Required work: Repeat each line of the material exactly.

Data supplied:
•••
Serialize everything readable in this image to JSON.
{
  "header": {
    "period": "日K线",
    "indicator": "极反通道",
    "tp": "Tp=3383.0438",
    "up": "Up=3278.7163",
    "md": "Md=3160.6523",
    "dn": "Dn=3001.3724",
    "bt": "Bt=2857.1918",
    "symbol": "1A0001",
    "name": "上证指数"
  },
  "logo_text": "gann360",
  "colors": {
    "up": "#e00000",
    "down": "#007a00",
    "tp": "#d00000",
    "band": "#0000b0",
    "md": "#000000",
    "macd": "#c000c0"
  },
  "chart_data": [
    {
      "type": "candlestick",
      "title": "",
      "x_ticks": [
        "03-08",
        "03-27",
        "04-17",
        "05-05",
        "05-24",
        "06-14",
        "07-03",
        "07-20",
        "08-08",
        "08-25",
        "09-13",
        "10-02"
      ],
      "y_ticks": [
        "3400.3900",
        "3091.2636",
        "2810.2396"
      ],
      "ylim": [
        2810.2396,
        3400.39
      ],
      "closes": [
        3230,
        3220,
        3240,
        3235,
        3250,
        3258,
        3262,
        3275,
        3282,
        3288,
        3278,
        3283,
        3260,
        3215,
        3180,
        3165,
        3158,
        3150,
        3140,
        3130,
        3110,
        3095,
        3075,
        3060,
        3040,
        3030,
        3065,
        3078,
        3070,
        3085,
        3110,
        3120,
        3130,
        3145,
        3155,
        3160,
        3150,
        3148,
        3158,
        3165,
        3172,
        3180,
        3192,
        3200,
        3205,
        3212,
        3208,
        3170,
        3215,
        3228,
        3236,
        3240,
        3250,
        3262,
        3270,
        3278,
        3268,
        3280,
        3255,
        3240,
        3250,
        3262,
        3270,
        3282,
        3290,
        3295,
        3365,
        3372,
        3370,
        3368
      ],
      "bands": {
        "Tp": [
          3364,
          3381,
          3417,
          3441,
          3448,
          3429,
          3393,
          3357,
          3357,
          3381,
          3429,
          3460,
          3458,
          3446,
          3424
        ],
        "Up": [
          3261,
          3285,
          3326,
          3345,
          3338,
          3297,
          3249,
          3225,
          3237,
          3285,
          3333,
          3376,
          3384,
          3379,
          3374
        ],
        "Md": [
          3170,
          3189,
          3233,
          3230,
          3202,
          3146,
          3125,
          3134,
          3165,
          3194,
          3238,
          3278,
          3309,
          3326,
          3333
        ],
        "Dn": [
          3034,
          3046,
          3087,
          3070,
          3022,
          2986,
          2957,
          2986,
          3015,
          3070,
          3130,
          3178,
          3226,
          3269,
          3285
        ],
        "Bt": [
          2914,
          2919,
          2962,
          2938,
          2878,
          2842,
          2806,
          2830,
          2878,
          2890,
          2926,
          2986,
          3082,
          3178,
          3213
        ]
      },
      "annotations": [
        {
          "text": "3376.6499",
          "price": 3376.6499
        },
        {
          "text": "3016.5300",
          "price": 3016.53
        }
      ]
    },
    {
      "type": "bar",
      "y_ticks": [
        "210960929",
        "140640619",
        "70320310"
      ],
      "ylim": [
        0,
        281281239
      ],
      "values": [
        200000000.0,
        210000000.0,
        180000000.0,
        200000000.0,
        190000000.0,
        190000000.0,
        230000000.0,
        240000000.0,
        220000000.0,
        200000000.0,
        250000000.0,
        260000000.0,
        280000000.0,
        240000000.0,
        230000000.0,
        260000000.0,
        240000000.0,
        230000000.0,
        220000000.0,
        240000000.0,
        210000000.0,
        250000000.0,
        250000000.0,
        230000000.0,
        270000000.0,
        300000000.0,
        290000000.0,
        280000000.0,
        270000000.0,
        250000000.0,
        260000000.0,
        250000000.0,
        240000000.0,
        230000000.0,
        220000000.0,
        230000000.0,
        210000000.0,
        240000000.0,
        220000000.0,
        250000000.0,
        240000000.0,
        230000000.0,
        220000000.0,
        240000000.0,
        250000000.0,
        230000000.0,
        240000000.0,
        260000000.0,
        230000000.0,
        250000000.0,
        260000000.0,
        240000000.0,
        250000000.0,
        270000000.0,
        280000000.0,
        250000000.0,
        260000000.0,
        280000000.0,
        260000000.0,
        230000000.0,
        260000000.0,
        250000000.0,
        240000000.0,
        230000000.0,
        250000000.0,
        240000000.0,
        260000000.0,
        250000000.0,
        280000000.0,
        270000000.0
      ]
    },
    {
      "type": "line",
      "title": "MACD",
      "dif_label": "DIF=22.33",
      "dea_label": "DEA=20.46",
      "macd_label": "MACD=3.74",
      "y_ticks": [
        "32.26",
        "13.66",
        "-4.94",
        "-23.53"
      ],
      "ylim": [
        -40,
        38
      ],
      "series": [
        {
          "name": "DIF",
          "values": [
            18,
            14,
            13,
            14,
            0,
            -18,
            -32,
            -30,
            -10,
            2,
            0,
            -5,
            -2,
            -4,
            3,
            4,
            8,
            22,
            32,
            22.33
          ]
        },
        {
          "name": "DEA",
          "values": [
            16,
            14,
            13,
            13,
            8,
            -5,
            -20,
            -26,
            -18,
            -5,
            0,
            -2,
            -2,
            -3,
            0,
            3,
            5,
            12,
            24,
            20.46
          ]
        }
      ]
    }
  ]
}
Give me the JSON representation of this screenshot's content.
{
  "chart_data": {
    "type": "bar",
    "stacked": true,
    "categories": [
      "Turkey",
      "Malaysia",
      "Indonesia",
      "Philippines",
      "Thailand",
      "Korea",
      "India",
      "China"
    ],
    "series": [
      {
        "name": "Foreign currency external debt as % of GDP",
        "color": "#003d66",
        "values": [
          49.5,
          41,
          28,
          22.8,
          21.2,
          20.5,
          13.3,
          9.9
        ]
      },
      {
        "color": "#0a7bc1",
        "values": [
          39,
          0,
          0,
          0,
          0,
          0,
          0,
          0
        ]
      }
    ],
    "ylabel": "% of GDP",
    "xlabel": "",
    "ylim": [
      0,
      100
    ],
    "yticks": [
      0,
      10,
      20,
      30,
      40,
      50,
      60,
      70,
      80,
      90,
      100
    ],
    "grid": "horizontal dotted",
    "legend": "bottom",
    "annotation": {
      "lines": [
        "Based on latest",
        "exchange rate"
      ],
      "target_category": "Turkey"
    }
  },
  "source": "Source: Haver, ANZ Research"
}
•••
Answer in full:
Serialize everything readable in this image to JSON.
{
  "header": {
    "period": "日K线",
    "indicator": "极反通道",
    "tp": "Tp=3383.0438",
    "up": "Up=3278.7163",
    "md": "Md=3160.6523",
    "dn": "Dn=3001.3724",
    "bt": "Bt=2857.1918",
    "symbol": "1A0001",
    "name": "上证指数"
  },
  "logo_text": "gann360",
  "colors": {
    "up": "#e00000",
    "down": "#007a00",
    "tp": "#d00000",
    "band": "#0000b0",
    "md": "#000000",
    "macd": "#c000c0"
  },
  "chart_data": [
    {
      "type": "candlestick",
      "title": "",
      "x_ticks": [
        "03-08",
        "03-27",
        "04-17",
        "05-05",
        "05-24",
        "06-14",
        "07-03",
        "07-20",
        "08-08",
        "08-25",
        "09-13",
        "10-02"
      ],
      "y_ticks": [
        "3400.3900",
        "3091.2636",
        "2810.2396"
      ],
      "ylim": [
        2810.2396,
        3400.39
      ],
      "closes": [
        3230,
        3220,
        3240,
        3235,
        3250,
        3258,
        3262,
        3275,
        3282,
        3288,
        3278,
        3283,
        3260,
        3215,
        3180,
        3165,
        3158,
        3150,
        3140,
        3130,
        3110,
        3095,
        3075,
        3060,
        3040,
        3030,
        3065,
        3078,
        3070,
        3085,
        3110,
        3120,
        3130,
        3145,
        3155,
        3160,
        3150,
        3148,
        3158,
        3165,
        3172,
        3180,
        3192,
        3200,
        3205,
        3212,
        3208,
        3170,
        3215,
        3228,
        3236,
        3240,
        3250,
        3262,
        3270,
        3278,
        3268,
        3280,
        3255,
        3240,
        3250,
        3262,
        3270,
        3282,
        3290,
        3295,
        3365,
        3372,
        3370,
        3368
      ],
      "bands": {
        "Tp": [
          3364,
          3381,
          3417,
          3441,
          3448,
          3429,
          3393,
          3357,
          3357,
          3381,
          3429,
          3460,
          3458,
          3446,
          3424
        ],
        "Up": [
          3261,
          3285,
          3326,
          3345,
          3338,
          3297,
          3249,
          3225,
          3237,
          3285,
          3333,
          3376,
          3384,
          3379,
          3374
        ],
        "Md": [
          3170,
          3189,
          3233,
          3230,
          3202,
          3146,
          3125,
          3134,
          3165,
          3194,
          3238,
          3278,
          3309,
          3326,
          3333
        ],
        "Dn": [
          3034,
          3046,
          3087,
          3070,
          3022,
          2986,
          2957,
          2986,
          3015,
          3070,
          3130,
          3178,
          3226,
          3269,
          3285
        ],
        "Bt": [
          2914,
          2919,
          2962,
          2938,
          2878,
          2842,
          2806,
          2830,
          2878,
          2890,
          2926,
          2986,
          3082,
          3178,
          3213
        ]
      },
      "annotations": [
        {
          "text": "3376.6499",
          "price": 3376.6499
        },
        {
          "text": "3016.5300",
          "price": 3016.53
        }
      ]
    },
    {
      "type": "bar",
      "y_ticks": [
        "210960929",
        "140640619",
        "70320310"
      ],
      "ylim": [
        0,
        281281239
      ],
      "values": [
        200000000.0,
        210000000.0,
        180000000.0,
        200000000.0,
        190000000.0,
        190000000.0,
        230000000.0,
        240000000.0,
        220000000.0,
        200000000.0,
        250000000.0,
        260000000.0,
        280000000.0,
        240000000.0,
        230000000.0,
        260000000.0,
        240000000.0,
        230000000.0,
        220000000.0,
        240000000.0,
        210000000.0,
        250000000.0,
        250000000.0,
        230000000.0,
        270000000.0,
        300000000.0,
        290000000.0,
        280000000.0,
        270000000.0,
        250000000.0,
        260000000.0,
        250000000.0,
        240000000.0,
        230000000.0,
        220000000.0,
        230000000.0,
        210000000.0,
        240000000.0,
        220000000.0,
        250000000.0,
        240000000.0,
        230000000.0,
        220000000.0,
        240000000.0,
        250000000.0,
        230000000.0,
        240000000.0,
        260000000.0,
        230000000.0,
        250000000.0,
        260000000.0,
        240000000.0,
        250000000.0,
        270000000.0,
        280000000.0,
        250000000.0,
        260000000.0,
        280000000.0,
        260000000.0,
        230000000.0,
        260000000.0,
        250000000.0,
        240000000.0,
        230000000.0,
        250000000.0,
        240000000.0,
        260000000.0,
        250000000.0,
        280000000.0,
        270000000.0
      ]
    },
    {
      "type": "line",
      "title": "MACD",
      "dif_label": "DIF=22.33",
      "dea_label": "DEA=20.46",
      "macd_label": "MACD=3.74",
      "y_ticks": [
        "32.26",
        "13.66",
        "-4.94",
        "-23.53"
      ],
      "ylim": [
        -40,
        38
      ],
      "series": [
        {
          "name": "DIF",
          "values": [
            18,
            14,
            13,
            14,
            0,
            -18,
            -32,
            -30,
            -10,
            2,
            0,
            -5,
            -2,
            -4,
            3,
            4,
            8,
            22,
            32,
            22.33
          ]
        },
        {
          "name": "DEA",
          "values": [
            16,
            14,
            13,
            13,
            8,
            -5,
            -20,
            -26,
            -18,
            -5,
            0,
            -2,
            -2,
            -3,
            0,
            3,
            5,
            12,
            24,
            20.46
          ]
        }
      ]
    }
  ]
}
Give me the JSON representation of this screenshot's content.
{
  "chart_data": {
    "type": "bar",
    "stacked": true,
    "categories": [
      "Turkey",
      "Malaysia",
      "Indonesia",
      "Philippines",
      "Thailand",
      "Korea",
      "India",
      "China"
    ],
    "series": [
      {
        "name": "Foreign currency external debt as % of GDP",
        "color": "#003d66",
        "values": [
          49.5,
          41,
          28,
          22.8,
          21.2,
          20.5,
          13.3,
          9.9
        ]
      },
      {
        "color": "#0a7bc1",
        "values": [
          39,
          0,
          0,
          0,
          0,
          0,
          0,
          0
        ]
      }
    ],
    "ylabel": "% of GDP",
    "xlabel": "",
    "ylim": [
      0,
      100
    ],
    "yticks": [
      0,
      10,
      20,
      30,
      40,
      50,
      60,
      70,
      80,
      90,
      100
    ],
    "grid": "horizontal dotted",
    "legend": "bottom",
    "annotation": {
      "lines": [
        "Based on latest",
        "exchange rate"
      ],
      "target_category": "Turkey"
    }
  },
  "source": "Source: Haver, ANZ Research"
}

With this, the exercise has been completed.